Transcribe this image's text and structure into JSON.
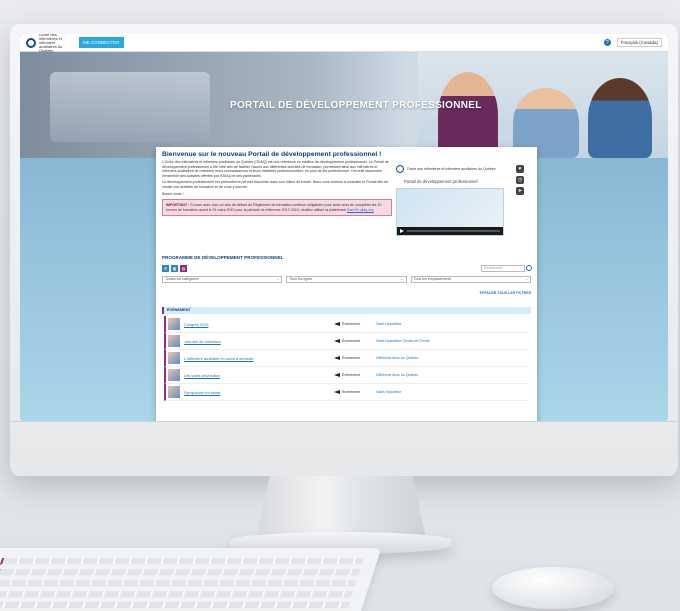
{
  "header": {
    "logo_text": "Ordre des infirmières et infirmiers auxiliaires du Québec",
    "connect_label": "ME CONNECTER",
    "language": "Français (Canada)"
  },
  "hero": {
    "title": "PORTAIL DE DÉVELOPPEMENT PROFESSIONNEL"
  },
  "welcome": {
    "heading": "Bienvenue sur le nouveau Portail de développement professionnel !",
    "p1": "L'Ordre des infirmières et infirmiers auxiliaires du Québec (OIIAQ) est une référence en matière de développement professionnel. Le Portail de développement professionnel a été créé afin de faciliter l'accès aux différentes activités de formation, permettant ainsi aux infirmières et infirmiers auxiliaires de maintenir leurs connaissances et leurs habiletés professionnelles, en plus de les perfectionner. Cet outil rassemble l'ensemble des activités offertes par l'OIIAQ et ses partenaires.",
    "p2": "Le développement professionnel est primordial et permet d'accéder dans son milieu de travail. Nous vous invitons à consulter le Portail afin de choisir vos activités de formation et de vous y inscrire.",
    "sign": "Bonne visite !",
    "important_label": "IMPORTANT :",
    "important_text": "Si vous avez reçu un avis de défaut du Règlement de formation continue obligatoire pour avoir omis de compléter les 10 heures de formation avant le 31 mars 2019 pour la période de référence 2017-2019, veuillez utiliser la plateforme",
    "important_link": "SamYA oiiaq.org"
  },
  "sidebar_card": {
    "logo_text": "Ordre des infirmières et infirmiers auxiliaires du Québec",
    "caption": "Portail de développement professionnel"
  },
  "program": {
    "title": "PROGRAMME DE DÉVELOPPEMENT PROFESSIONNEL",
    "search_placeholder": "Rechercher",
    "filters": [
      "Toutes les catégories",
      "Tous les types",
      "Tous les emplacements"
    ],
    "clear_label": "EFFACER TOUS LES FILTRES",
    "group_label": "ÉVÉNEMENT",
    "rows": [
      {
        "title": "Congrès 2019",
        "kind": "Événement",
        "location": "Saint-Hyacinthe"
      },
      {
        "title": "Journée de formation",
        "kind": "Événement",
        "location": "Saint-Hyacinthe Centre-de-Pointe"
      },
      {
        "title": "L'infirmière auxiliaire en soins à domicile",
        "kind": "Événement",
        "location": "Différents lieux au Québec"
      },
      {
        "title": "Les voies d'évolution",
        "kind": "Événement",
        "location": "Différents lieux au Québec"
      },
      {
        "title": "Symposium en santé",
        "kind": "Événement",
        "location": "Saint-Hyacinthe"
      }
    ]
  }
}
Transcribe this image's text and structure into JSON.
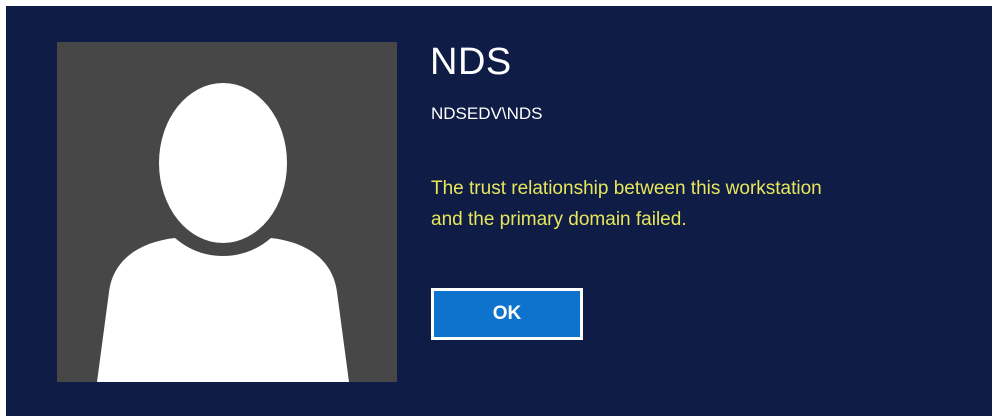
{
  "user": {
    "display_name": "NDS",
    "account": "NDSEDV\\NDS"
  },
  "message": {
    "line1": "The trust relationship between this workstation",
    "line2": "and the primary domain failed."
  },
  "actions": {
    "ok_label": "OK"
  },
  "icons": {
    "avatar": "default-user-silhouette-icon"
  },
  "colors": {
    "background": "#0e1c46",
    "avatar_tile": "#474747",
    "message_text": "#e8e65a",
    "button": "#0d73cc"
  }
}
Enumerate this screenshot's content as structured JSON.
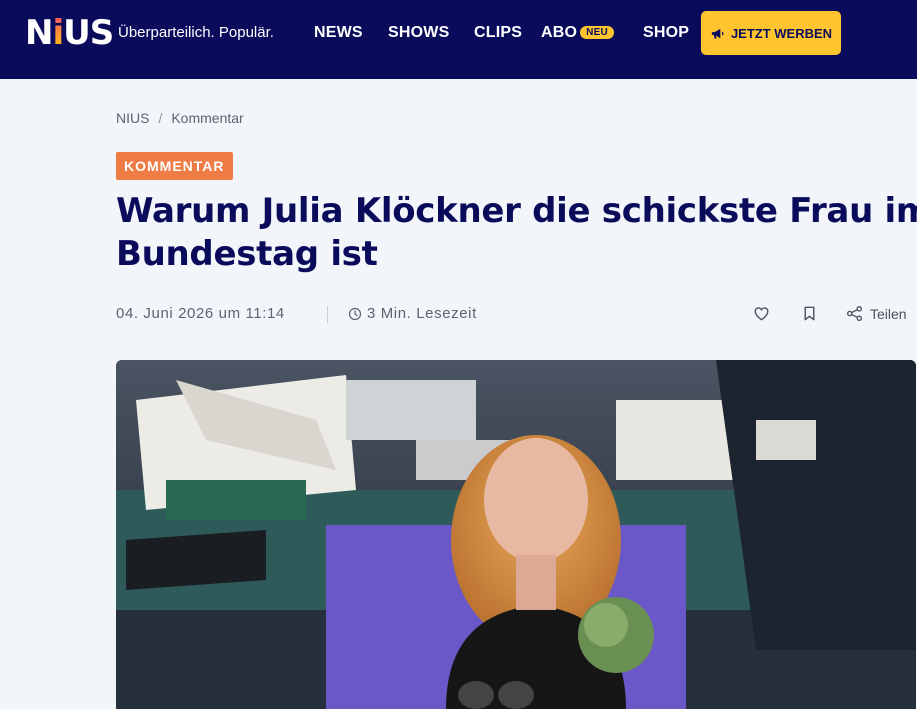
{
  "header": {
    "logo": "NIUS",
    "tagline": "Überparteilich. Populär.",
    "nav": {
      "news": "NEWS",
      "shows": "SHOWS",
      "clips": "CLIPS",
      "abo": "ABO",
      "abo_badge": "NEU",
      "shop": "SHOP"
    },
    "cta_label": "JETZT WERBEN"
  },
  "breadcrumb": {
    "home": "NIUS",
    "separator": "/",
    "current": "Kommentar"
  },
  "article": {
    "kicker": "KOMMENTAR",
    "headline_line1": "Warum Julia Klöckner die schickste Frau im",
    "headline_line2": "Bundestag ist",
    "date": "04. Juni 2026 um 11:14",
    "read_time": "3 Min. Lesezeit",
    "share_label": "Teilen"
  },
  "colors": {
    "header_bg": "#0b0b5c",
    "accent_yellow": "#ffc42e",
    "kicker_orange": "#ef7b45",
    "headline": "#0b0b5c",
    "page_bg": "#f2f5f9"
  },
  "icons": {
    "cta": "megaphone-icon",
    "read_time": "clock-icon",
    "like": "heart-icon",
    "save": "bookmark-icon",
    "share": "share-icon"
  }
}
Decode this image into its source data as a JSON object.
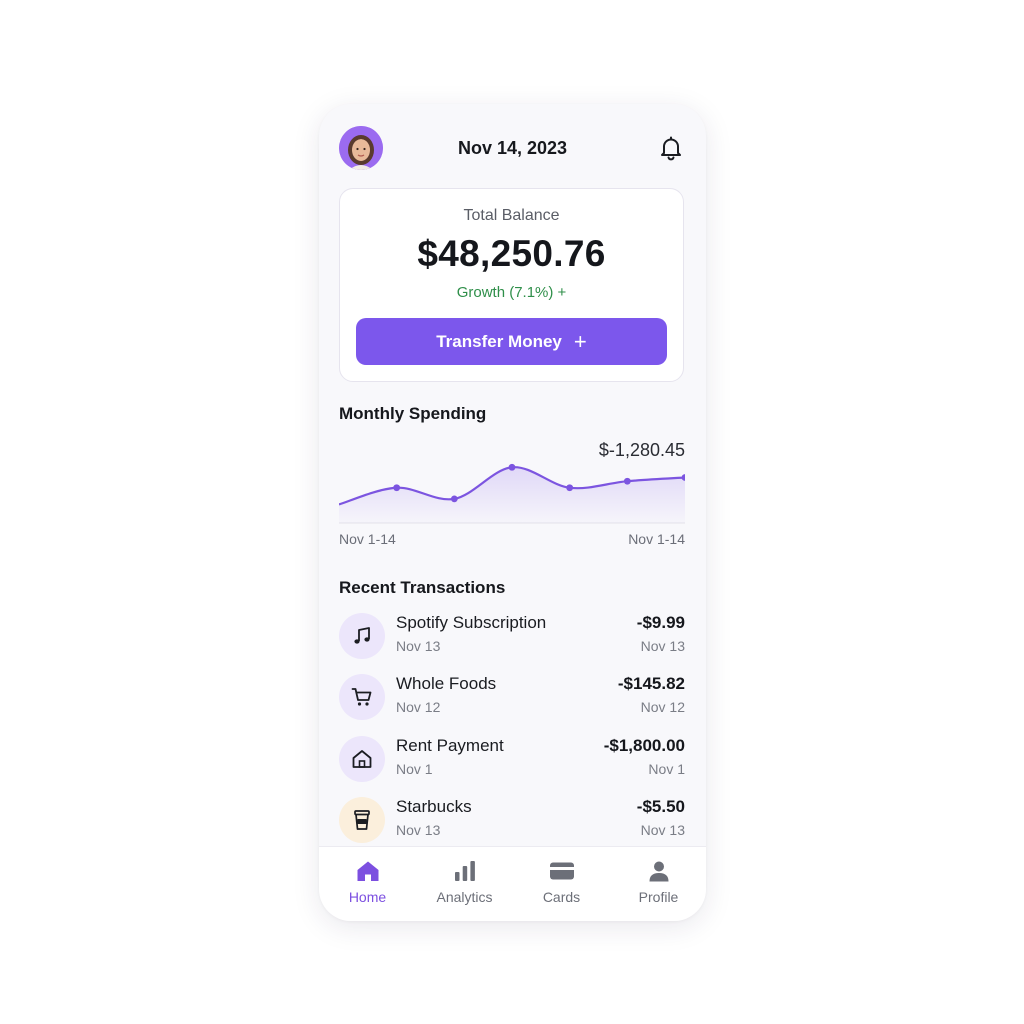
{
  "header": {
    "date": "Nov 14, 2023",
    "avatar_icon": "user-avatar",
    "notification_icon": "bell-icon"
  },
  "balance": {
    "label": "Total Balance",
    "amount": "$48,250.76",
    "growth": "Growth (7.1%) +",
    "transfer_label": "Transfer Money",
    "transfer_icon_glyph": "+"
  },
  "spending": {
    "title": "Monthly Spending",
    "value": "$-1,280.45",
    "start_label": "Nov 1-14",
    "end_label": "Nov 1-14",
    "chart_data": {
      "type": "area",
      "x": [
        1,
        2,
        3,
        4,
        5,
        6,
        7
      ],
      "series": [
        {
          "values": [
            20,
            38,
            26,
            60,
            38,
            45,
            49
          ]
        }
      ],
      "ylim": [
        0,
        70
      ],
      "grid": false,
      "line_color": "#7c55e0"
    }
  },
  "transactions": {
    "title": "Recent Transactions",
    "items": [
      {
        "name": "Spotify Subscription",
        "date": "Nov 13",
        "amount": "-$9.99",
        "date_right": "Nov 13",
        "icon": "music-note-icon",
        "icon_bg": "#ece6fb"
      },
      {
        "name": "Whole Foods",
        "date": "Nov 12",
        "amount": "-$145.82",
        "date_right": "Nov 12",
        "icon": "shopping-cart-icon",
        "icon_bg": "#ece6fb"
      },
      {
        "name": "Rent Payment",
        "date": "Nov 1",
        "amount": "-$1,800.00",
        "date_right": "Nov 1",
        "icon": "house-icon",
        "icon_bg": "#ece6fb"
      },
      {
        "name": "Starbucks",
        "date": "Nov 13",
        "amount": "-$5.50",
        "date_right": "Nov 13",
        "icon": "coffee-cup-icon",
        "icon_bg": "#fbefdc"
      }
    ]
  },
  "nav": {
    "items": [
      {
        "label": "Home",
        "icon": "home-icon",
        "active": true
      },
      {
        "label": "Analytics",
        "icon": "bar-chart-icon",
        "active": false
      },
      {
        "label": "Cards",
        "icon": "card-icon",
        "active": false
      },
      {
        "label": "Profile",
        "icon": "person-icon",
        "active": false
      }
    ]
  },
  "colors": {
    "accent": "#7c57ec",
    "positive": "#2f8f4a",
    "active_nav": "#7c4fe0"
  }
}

_Aim of the exercise_. Each entry above is to be written out again unchanged, apart from the pictures, which are left out.

_Exercise result_.
Transcribe this image's text and structure into JSON.
{
  "header": {
    "logo_text": "Ordre des infirmières et infirmiers auxiliaires du Québec",
    "connect_label": "ME CONNECTER",
    "language": "Français (Canada)"
  },
  "hero": {
    "title": "PORTAIL DE DÉVELOPPEMENT PROFESSIONNEL"
  },
  "welcome": {
    "heading": "Bienvenue sur le nouveau Portail de développement professionnel !",
    "p1": "L'Ordre des infirmières et infirmiers auxiliaires du Québec (OIIAQ) est une référence en matière de développement professionnel. Le Portail de développement professionnel a été créé afin de faciliter l'accès aux différentes activités de formation, permettant ainsi aux infirmières et infirmiers auxiliaires de maintenir leurs connaissances et leurs habiletés professionnelles, en plus de les perfectionner. Cet outil rassemble l'ensemble des activités offertes par l'OIIAQ et ses partenaires.",
    "p2": "Le développement professionnel est primordial et permet d'accéder dans son milieu de travail. Nous vous invitons à consulter le Portail afin de choisir vos activités de formation et de vous y inscrire.",
    "sign": "Bonne visite !",
    "important_label": "IMPORTANT :",
    "important_text": "Si vous avez reçu un avis de défaut du Règlement de formation continue obligatoire pour avoir omis de compléter les 10 heures de formation avant le 31 mars 2019 pour la période de référence 2017-2019, veuillez utiliser la plateforme",
    "important_link": "SamYA oiiaq.org"
  },
  "sidebar_card": {
    "logo_text": "Ordre des infirmières et infirmiers auxiliaires du Québec",
    "caption": "Portail de développement professionnel"
  },
  "program": {
    "title": "PROGRAMME DE DÉVELOPPEMENT PROFESSIONNEL",
    "search_placeholder": "Rechercher",
    "filters": [
      "Toutes les catégories",
      "Tous les types",
      "Tous les emplacements"
    ],
    "clear_label": "EFFACER TOUS LES FILTRES",
    "group_label": "ÉVÉNEMENT",
    "rows": [
      {
        "title": "Congrès 2019",
        "kind": "Événement",
        "location": "Saint-Hyacinthe"
      },
      {
        "title": "Journée de formation",
        "kind": "Événement",
        "location": "Saint-Hyacinthe Centre-de-Pointe"
      },
      {
        "title": "L'infirmière auxiliaire en soins à domicile",
        "kind": "Événement",
        "location": "Différents lieux au Québec"
      },
      {
        "title": "Les voies d'évolution",
        "kind": "Événement",
        "location": "Différents lieux au Québec"
      },
      {
        "title": "Symposium en santé",
        "kind": "Événement",
        "location": "Saint-Hyacinthe"
      }
    ]
  }
}
Transcribe this image's text and structure into JSON.
{
  "user": {
    "display_name": "NDS",
    "account": "NDSEDV\\NDS"
  },
  "message": {
    "line1": "The trust relationship between this workstation",
    "line2": "and the primary domain failed."
  },
  "actions": {
    "ok_label": "OK"
  },
  "icons": {
    "avatar": "default-user-silhouette-icon"
  },
  "colors": {
    "background": "#0e1c46",
    "avatar_tile": "#474747",
    "message_text": "#e8e65a",
    "button": "#0d73cc"
  }
}
Enumerate this screenshot's content as structured JSON.
{
  "header": {
    "logo": "NIUS",
    "tagline": "Überparteilich. Populär.",
    "nav": {
      "news": "NEWS",
      "shows": "SHOWS",
      "clips": "CLIPS",
      "abo": "ABO",
      "abo_badge": "NEU",
      "shop": "SHOP"
    },
    "cta_label": "JETZT WERBEN"
  },
  "breadcrumb": {
    "home": "NIUS",
    "separator": "/",
    "current": "Kommentar"
  },
  "article": {
    "kicker": "KOMMENTAR",
    "headline_line1": "Warum Julia Klöckner die schickste Frau im",
    "headline_line2": "Bundestag ist",
    "date": "04. Juni 2026 um 11:14",
    "read_time": "3 Min. Lesezeit",
    "share_label": "Teilen"
  },
  "colors": {
    "header_bg": "#0b0b5c",
    "accent_yellow": "#ffc42e",
    "kicker_orange": "#ef7b45",
    "headline": "#0b0b5c",
    "page_bg": "#f2f5f9"
  },
  "icons": {
    "cta": "megaphone-icon",
    "read_time": "clock-icon",
    "like": "heart-icon",
    "save": "bookmark-icon",
    "share": "share-icon"
  }
}
Decode this image into its source data as a JSON object.
{
  "header": {
    "date": "Nov 14, 2023",
    "avatar_icon": "user-avatar",
    "notification_icon": "bell-icon"
  },
  "balance": {
    "label": "Total Balance",
    "amount": "$48,250.76",
    "growth": "Growth (7.1%) +",
    "transfer_label": "Transfer Money",
    "transfer_icon_glyph": "+"
  },
  "spending": {
    "title": "Monthly Spending",
    "value": "$-1,280.45",
    "start_label": "Nov 1-14",
    "end_label": "Nov 1-14",
    "chart_data": {
      "type": "area",
      "x": [
        1,
        2,
        3,
        4,
        5,
        6,
        7
      ],
      "series": [
        {
          "values": [
            20,
            38,
            26,
            60,
            38,
            45,
            49
          ]
        }
      ],
      "ylim": [
        0,
        70
      ],
      "grid": false,
      "line_color": "#7c55e0"
    }
  },
  "transactions": {
    "title": "Recent Transactions",
    "items": [
      {
        "name": "Spotify Subscription",
        "date": "Nov 13",
        "amount": "-$9.99",
        "date_right": "Nov 13",
        "icon": "music-note-icon",
        "icon_bg": "#ece6fb"
      },
      {
        "name": "Whole Foods",
        "date": "Nov 12",
        "amount": "-$145.82",
        "date_right": "Nov 12",
        "icon": "shopping-cart-icon",
        "icon_bg": "#ece6fb"
      },
      {
        "name": "Rent Payment",
        "date": "Nov 1",
        "amount": "-$1,800.00",
        "date_right": "Nov 1",
        "icon": "house-icon",
        "icon_bg": "#ece6fb"
      },
      {
        "name": "Starbucks",
        "date": "Nov 13",
        "amount": "-$5.50",
        "date_right": "Nov 13",
        "icon": "coffee-cup-icon",
        "icon_bg": "#fbefdc"
      }
    ]
  },
  "nav": {
    "items": [
      {
        "label": "Home",
        "icon": "home-icon",
        "active": true
      },
      {
        "label": "Analytics",
        "icon": "bar-chart-icon",
        "active": false
      },
      {
        "label": "Cards",
        "icon": "card-icon",
        "active": false
      },
      {
        "label": "Profile",
        "icon": "person-icon",
        "active": false
      }
    ]
  },
  "colors": {
    "accent": "#7c57ec",
    "positive": "#2f8f4a",
    "active_nav": "#7c4fe0"
  }
}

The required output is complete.